--- YOUR TASK ---
Each line that holds the word "data" should be returned.

--------------------

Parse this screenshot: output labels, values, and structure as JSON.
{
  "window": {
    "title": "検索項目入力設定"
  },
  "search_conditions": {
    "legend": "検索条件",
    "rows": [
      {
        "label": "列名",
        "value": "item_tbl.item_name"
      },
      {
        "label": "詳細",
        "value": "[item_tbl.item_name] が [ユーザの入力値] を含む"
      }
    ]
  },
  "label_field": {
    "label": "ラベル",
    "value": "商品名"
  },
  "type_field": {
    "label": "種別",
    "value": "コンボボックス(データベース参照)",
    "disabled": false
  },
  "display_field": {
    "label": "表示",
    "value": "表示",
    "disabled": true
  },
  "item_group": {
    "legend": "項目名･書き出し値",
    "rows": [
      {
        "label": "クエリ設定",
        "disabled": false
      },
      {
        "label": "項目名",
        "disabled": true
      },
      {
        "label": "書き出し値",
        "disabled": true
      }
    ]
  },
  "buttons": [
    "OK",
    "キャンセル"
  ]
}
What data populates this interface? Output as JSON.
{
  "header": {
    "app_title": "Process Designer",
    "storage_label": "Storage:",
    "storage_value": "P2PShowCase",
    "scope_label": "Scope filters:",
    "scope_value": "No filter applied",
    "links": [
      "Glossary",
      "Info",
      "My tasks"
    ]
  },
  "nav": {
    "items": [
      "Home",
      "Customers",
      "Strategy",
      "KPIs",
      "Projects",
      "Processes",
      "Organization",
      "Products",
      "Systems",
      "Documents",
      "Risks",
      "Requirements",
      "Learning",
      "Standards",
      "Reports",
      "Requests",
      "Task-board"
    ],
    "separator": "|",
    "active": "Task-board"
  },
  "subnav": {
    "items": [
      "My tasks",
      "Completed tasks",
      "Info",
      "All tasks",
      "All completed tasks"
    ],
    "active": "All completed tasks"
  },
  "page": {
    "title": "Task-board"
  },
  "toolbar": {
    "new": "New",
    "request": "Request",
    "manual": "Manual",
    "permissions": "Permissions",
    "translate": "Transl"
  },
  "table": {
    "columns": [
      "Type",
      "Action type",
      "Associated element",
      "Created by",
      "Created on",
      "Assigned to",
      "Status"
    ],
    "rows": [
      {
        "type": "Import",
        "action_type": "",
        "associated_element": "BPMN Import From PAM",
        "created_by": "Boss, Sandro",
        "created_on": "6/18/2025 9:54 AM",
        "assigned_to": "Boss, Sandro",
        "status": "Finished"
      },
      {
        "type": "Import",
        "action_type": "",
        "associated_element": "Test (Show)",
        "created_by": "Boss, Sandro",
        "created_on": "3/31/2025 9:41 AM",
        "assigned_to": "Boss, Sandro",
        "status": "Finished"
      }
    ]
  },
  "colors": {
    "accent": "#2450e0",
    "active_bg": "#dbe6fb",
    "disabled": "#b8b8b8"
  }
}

--------------------

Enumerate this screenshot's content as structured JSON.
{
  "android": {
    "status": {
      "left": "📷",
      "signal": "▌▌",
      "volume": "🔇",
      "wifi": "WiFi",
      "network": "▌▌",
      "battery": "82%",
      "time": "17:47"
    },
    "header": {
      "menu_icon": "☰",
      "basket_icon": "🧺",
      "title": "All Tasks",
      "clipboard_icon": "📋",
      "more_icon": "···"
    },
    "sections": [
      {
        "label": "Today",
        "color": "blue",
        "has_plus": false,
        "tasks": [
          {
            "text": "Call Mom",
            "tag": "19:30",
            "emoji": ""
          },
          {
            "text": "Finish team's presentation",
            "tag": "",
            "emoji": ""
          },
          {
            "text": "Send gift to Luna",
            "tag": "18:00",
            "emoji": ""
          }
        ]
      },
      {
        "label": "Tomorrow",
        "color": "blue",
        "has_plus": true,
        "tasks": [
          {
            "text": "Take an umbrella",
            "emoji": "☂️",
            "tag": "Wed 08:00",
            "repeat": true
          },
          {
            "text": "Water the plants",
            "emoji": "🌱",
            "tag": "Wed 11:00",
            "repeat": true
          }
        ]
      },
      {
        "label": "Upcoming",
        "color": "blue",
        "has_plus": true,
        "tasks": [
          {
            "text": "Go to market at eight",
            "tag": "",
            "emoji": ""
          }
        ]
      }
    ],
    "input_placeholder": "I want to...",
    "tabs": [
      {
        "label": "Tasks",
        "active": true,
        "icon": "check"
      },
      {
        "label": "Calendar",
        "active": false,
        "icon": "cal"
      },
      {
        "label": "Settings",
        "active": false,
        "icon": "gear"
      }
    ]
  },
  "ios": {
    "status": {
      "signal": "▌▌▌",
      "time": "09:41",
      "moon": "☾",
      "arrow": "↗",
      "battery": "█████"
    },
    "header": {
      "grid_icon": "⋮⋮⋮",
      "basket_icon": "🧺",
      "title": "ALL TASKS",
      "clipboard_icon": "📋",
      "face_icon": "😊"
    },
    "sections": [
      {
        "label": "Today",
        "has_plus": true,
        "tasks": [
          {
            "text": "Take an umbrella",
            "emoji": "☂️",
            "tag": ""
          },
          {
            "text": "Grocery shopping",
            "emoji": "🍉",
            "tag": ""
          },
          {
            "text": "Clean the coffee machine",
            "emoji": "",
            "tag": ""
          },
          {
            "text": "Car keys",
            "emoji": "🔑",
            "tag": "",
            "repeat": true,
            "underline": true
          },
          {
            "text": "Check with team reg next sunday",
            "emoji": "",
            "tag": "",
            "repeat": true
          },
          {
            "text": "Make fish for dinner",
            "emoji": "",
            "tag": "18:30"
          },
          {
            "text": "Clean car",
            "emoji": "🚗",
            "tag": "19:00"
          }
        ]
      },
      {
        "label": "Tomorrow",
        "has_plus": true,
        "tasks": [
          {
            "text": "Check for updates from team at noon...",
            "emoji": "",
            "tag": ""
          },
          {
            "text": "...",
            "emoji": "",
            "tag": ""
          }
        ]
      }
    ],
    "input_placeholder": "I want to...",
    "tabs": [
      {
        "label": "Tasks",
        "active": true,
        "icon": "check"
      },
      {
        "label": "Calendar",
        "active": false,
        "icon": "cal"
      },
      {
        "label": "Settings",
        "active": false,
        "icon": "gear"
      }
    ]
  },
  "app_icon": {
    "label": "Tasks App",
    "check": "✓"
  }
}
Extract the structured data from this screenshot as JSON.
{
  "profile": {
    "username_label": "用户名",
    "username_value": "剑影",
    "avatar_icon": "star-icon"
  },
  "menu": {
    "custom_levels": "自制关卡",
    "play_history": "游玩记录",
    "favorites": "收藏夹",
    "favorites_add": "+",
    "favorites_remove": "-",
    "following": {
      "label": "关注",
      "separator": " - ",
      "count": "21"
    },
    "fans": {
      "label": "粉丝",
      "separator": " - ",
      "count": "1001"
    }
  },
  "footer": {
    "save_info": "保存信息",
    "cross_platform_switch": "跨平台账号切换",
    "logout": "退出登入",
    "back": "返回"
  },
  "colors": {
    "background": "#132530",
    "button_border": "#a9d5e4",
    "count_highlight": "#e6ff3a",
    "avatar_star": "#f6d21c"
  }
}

--------------------

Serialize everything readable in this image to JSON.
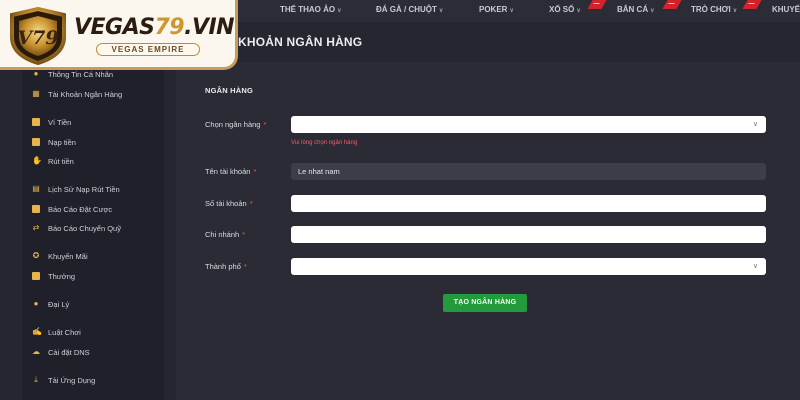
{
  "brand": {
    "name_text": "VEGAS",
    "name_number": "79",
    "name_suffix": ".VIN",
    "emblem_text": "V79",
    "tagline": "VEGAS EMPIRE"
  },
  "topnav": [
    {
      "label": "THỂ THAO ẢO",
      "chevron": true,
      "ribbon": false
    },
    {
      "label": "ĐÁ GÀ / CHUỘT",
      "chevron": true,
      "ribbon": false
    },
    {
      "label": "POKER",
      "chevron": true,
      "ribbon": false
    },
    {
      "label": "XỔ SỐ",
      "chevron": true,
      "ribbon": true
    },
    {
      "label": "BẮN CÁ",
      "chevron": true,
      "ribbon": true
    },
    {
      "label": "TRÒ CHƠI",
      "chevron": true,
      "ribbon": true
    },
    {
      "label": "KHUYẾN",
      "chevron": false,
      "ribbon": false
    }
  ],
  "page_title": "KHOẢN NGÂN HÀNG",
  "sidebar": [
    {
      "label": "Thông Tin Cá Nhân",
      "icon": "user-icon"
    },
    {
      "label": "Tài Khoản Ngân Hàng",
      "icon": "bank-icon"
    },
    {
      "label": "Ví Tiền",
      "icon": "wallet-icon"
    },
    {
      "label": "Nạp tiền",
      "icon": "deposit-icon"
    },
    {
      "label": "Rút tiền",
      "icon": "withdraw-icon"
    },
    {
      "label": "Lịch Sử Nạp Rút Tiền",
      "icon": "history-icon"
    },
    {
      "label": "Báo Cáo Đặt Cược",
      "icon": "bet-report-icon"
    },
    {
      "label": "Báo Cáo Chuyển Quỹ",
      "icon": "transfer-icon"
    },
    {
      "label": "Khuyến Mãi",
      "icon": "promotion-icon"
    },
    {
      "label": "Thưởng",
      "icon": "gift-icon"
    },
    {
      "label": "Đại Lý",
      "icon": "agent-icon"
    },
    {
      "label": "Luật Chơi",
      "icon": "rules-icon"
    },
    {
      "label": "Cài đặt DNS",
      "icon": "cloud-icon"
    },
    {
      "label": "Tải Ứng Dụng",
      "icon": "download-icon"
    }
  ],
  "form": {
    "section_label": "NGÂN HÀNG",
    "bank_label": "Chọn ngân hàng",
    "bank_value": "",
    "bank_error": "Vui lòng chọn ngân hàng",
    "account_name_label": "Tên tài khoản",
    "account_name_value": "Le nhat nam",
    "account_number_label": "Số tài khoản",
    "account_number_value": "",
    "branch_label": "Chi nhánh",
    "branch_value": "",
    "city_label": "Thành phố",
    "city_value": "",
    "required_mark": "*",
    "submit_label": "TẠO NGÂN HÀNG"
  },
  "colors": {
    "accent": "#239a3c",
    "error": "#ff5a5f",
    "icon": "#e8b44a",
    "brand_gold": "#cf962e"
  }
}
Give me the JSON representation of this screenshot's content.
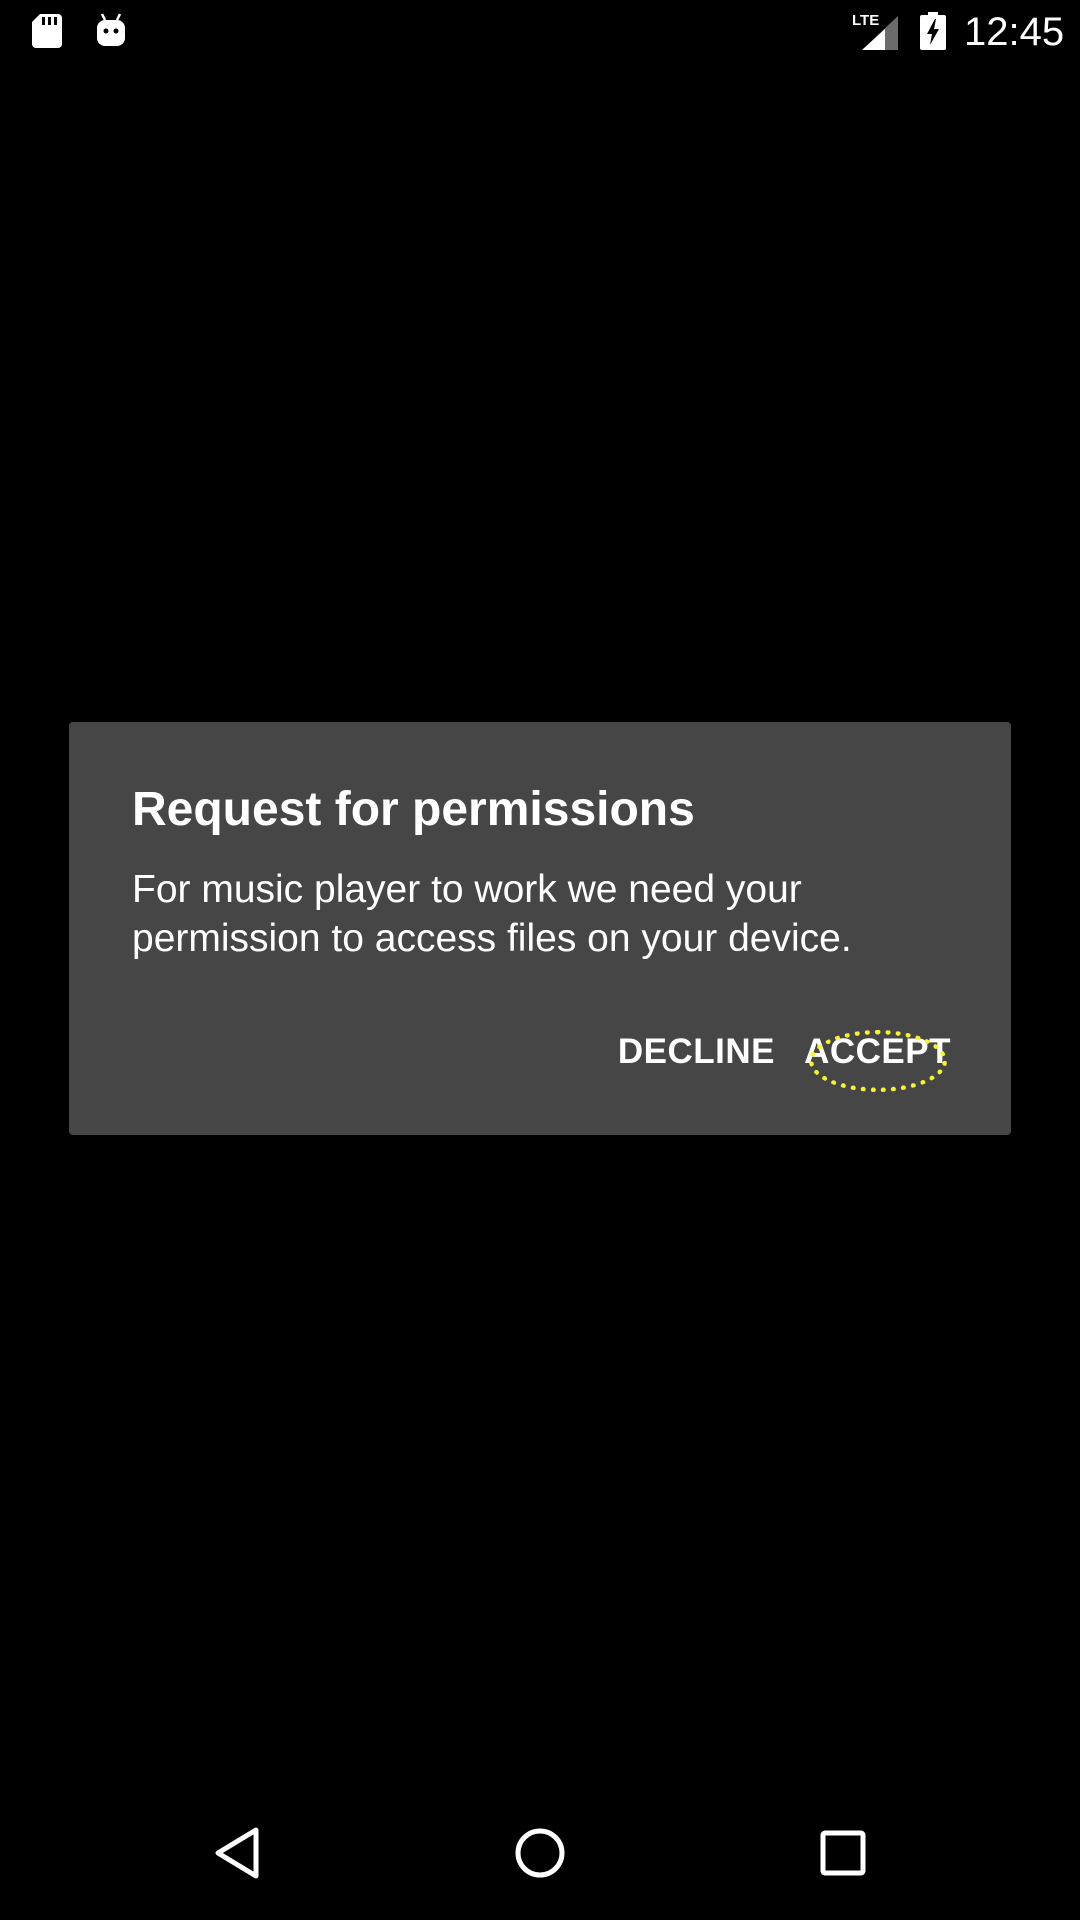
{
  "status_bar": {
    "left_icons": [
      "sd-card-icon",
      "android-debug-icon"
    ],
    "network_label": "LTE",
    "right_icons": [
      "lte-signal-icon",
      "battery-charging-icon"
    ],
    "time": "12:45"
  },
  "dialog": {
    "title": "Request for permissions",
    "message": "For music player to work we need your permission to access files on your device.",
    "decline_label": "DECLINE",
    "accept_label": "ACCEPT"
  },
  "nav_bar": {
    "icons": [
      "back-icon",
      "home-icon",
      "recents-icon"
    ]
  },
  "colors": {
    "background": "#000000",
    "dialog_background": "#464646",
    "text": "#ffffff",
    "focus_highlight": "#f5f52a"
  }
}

--------------------

--- ANSWER TO THIS TASK ---
What data populates this interface? Output as JSON.
Extract the structured data from this screenshot as JSON.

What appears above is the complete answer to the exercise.